Set exercise
Filter the entries and keep only the lines where the string "following" appears.

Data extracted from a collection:
- - - - - - -

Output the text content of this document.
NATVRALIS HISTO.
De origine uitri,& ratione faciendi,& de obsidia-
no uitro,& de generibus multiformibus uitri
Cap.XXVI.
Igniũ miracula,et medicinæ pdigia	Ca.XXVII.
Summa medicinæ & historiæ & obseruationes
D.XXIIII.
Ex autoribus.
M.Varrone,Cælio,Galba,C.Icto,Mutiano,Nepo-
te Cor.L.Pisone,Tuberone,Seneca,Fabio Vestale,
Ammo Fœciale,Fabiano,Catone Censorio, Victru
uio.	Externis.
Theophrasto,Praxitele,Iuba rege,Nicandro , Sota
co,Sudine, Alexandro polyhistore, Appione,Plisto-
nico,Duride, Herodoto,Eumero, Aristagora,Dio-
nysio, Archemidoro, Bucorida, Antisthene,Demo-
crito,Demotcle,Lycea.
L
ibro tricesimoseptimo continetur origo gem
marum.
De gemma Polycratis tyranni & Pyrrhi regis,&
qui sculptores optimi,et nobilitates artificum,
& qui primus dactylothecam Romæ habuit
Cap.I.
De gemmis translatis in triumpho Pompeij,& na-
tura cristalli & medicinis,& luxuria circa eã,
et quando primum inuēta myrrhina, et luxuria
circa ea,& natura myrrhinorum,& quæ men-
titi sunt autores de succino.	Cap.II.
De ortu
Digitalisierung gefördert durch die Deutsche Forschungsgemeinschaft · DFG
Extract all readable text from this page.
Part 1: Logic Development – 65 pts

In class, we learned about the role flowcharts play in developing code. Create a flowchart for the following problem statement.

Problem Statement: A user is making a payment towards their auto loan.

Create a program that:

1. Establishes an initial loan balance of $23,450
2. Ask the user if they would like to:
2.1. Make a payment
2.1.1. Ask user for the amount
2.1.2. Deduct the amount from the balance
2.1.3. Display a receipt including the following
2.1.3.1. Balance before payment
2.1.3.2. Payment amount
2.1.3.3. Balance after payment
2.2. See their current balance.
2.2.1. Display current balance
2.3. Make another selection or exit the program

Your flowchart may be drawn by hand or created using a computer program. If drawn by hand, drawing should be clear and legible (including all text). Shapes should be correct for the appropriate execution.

- - - - - - -

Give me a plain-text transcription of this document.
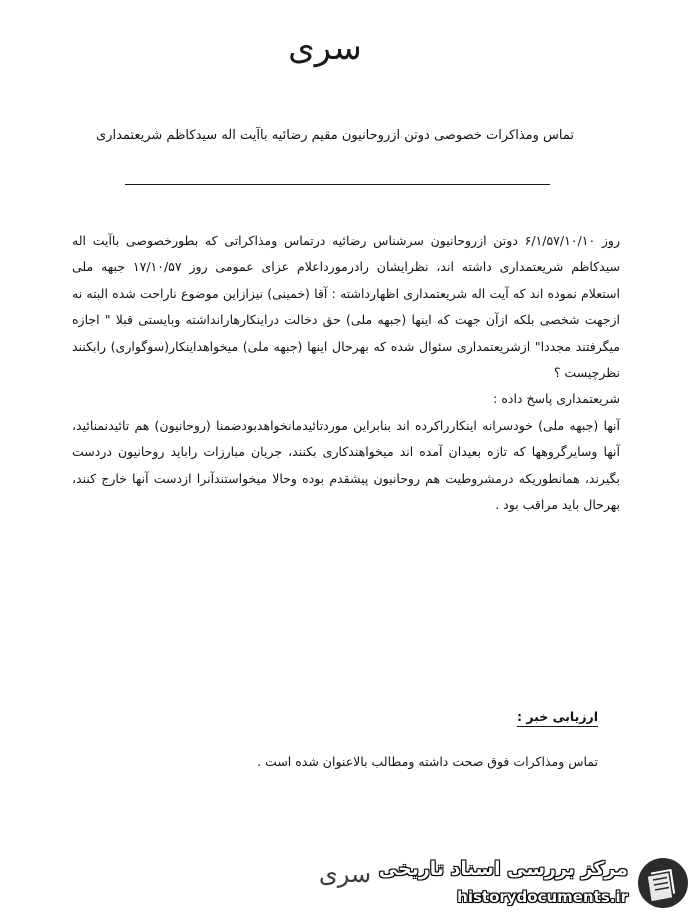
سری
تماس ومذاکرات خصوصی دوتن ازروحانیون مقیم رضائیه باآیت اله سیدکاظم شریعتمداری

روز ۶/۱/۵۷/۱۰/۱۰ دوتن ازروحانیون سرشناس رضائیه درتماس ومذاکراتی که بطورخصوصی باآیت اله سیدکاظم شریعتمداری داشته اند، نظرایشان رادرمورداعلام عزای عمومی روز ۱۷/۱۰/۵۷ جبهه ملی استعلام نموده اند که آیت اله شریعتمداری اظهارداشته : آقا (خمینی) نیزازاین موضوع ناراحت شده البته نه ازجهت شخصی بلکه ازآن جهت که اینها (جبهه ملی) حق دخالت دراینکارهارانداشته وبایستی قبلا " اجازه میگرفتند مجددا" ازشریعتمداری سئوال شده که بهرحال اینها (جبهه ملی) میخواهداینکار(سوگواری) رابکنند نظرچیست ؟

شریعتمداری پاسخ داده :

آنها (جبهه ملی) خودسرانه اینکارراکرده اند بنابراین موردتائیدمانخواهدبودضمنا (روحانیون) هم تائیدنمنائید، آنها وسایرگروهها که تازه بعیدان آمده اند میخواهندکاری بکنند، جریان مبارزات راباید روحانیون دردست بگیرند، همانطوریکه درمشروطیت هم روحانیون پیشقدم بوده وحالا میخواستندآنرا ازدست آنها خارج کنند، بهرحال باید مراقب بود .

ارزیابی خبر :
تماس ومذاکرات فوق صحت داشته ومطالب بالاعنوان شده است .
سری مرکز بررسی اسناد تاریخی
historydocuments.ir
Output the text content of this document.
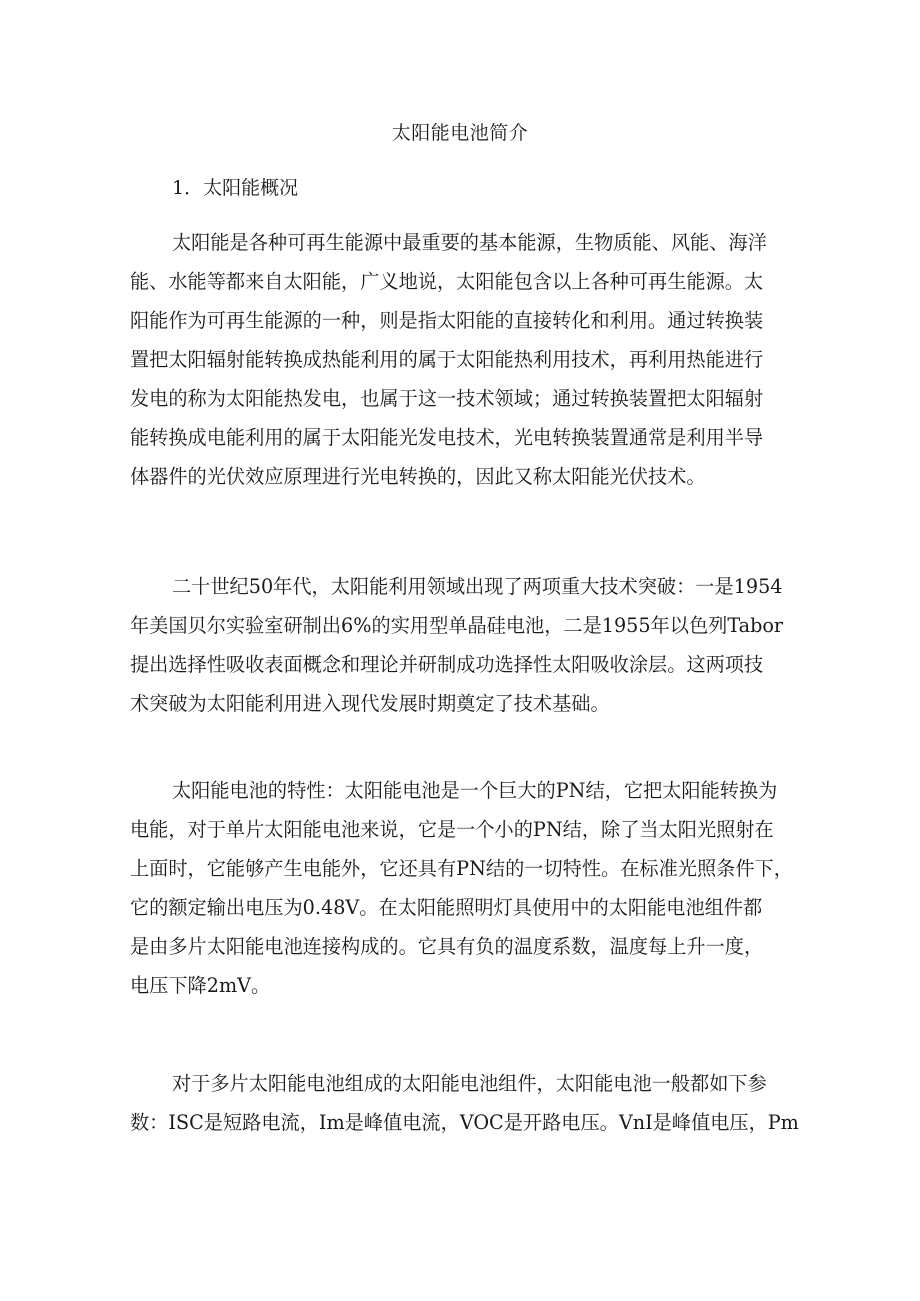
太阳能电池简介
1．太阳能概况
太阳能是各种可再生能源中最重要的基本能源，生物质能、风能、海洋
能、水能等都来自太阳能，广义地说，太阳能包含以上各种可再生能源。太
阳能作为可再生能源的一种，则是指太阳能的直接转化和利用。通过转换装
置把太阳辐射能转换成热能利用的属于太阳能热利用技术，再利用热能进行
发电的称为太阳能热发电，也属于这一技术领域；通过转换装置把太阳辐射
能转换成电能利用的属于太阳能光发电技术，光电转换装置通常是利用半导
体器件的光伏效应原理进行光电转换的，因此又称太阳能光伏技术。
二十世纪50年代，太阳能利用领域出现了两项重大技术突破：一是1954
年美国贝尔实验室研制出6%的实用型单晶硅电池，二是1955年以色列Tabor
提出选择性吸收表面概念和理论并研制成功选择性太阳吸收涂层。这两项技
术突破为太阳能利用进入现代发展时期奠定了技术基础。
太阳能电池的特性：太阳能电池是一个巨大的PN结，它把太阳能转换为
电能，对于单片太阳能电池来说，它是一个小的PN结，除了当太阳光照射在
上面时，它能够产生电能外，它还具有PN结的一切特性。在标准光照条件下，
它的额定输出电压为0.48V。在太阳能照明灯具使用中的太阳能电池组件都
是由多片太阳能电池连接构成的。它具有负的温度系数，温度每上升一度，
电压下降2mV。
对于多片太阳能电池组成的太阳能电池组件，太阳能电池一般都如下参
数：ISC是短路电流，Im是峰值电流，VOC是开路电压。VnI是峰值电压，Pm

- - - - - - -

Response
In class, we learned about the role flowcharts play in developing code. Create a flowchart for the following problem statement.
2.1.3. Display a receipt including the following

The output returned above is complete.